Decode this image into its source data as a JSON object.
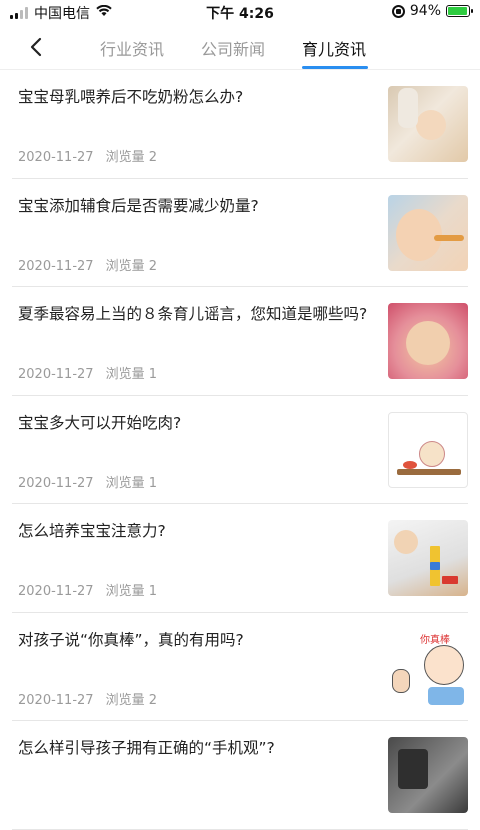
{
  "status_bar": {
    "carrier": "中国电信",
    "time": "下午 4:26",
    "battery_percent": "94%",
    "battery_level": 0.94
  },
  "nav": {
    "tabs": [
      {
        "label": "行业资讯",
        "active": false
      },
      {
        "label": "公司新闻",
        "active": false
      },
      {
        "label": "育儿资讯",
        "active": true
      }
    ]
  },
  "articles": [
    {
      "title": "宝宝母乳喂养后不吃奶粉怎么办?",
      "date": "2020-11-27",
      "views": "浏览量 2"
    },
    {
      "title": "宝宝添加辅食后是否需要减少奶量?",
      "date": "2020-11-27",
      "views": "浏览量 2"
    },
    {
      "title": "夏季最容易上当的８条育儿谣言，您知道是哪些吗?",
      "date": "2020-11-27",
      "views": "浏览量 1"
    },
    {
      "title": "宝宝多大可以开始吃肉?",
      "date": "2020-11-27",
      "views": "浏览量 1"
    },
    {
      "title": "怎么培养宝宝注意力?",
      "date": "2020-11-27",
      "views": "浏览量 1"
    },
    {
      "title": "对孩子说“你真棒”，真的有用吗?",
      "date": "2020-11-27",
      "views": "浏览量 2",
      "thumb_caption": "你真棒"
    },
    {
      "title": "怎么样引导孩子拥有正确的“手机观”?",
      "date": "",
      "views": ""
    }
  ],
  "colors": {
    "accent": "#2a8ef0",
    "active_tab_text": "#111111",
    "inactive_tab_text": "#999999",
    "meta_text": "#9a9a9a"
  }
}
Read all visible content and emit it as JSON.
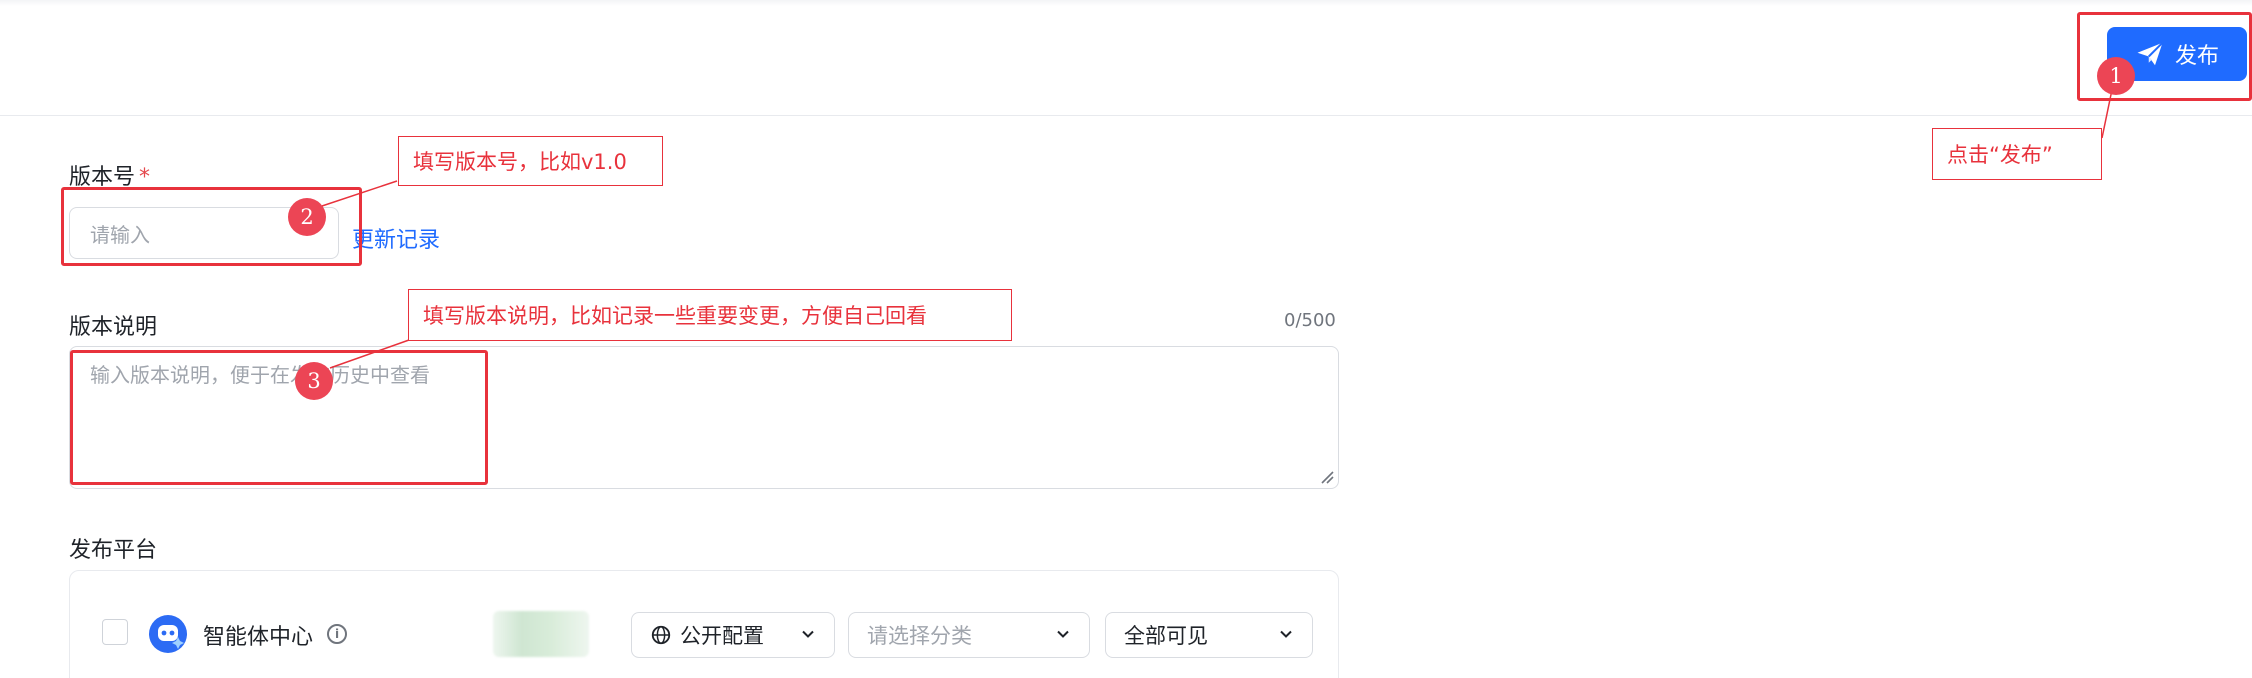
{
  "header": {
    "publish_label": "发布",
    "publish_icon": "send-icon"
  },
  "form": {
    "version": {
      "label": "版本号",
      "required_mark": "*",
      "placeholder": "请输入",
      "history_link": "更新记录"
    },
    "description": {
      "label": "版本说明",
      "counter": "0/500",
      "placeholder": "输入版本说明，便于在发布历史中查看"
    },
    "platform": {
      "label": "发布平台",
      "rows": [
        {
          "name": "智能体中心",
          "info_icon": "info-icon",
          "config_select": "公开配置",
          "category_placeholder": "请选择分类",
          "visibility_select": "全部可见"
        }
      ]
    }
  },
  "annotations": {
    "step1": {
      "badge": "1",
      "text": "点击“发布”"
    },
    "step2": {
      "badge": "2",
      "text": "填写版本号，比如v1.0"
    },
    "step3": {
      "badge": "3",
      "text": "填写版本说明，比如记录一些重要变更，方便自己回看"
    },
    "color": "#e8323c"
  },
  "colors": {
    "primary": "#1f6bff",
    "required": "#e5484d",
    "annotation_badge": "#ec4555"
  }
}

(REQUEST) Print again, word for word, every line from the line with "Read all visible content and emit it as JSON." to the final line of the records, inclusive; skip the pictures.

(COMPLETE ANSWER)
Read all visible content and emit it as JSON.
{
  "header": {
    "publish_label": "发布",
    "publish_icon": "send-icon"
  },
  "form": {
    "version": {
      "label": "版本号",
      "required_mark": "*",
      "placeholder": "请输入",
      "history_link": "更新记录"
    },
    "description": {
      "label": "版本说明",
      "counter": "0/500",
      "placeholder": "输入版本说明，便于在发布历史中查看"
    },
    "platform": {
      "label": "发布平台",
      "rows": [
        {
          "name": "智能体中心",
          "info_icon": "info-icon",
          "config_select": "公开配置",
          "category_placeholder": "请选择分类",
          "visibility_select": "全部可见"
        }
      ]
    }
  },
  "annotations": {
    "step1": {
      "badge": "1",
      "text": "点击“发布”"
    },
    "step2": {
      "badge": "2",
      "text": "填写版本号，比如v1.0"
    },
    "step3": {
      "badge": "3",
      "text": "填写版本说明，比如记录一些重要变更，方便自己回看"
    },
    "color": "#e8323c"
  },
  "colors": {
    "primary": "#1f6bff",
    "required": "#e5484d",
    "annotation_badge": "#ec4555"
  }
}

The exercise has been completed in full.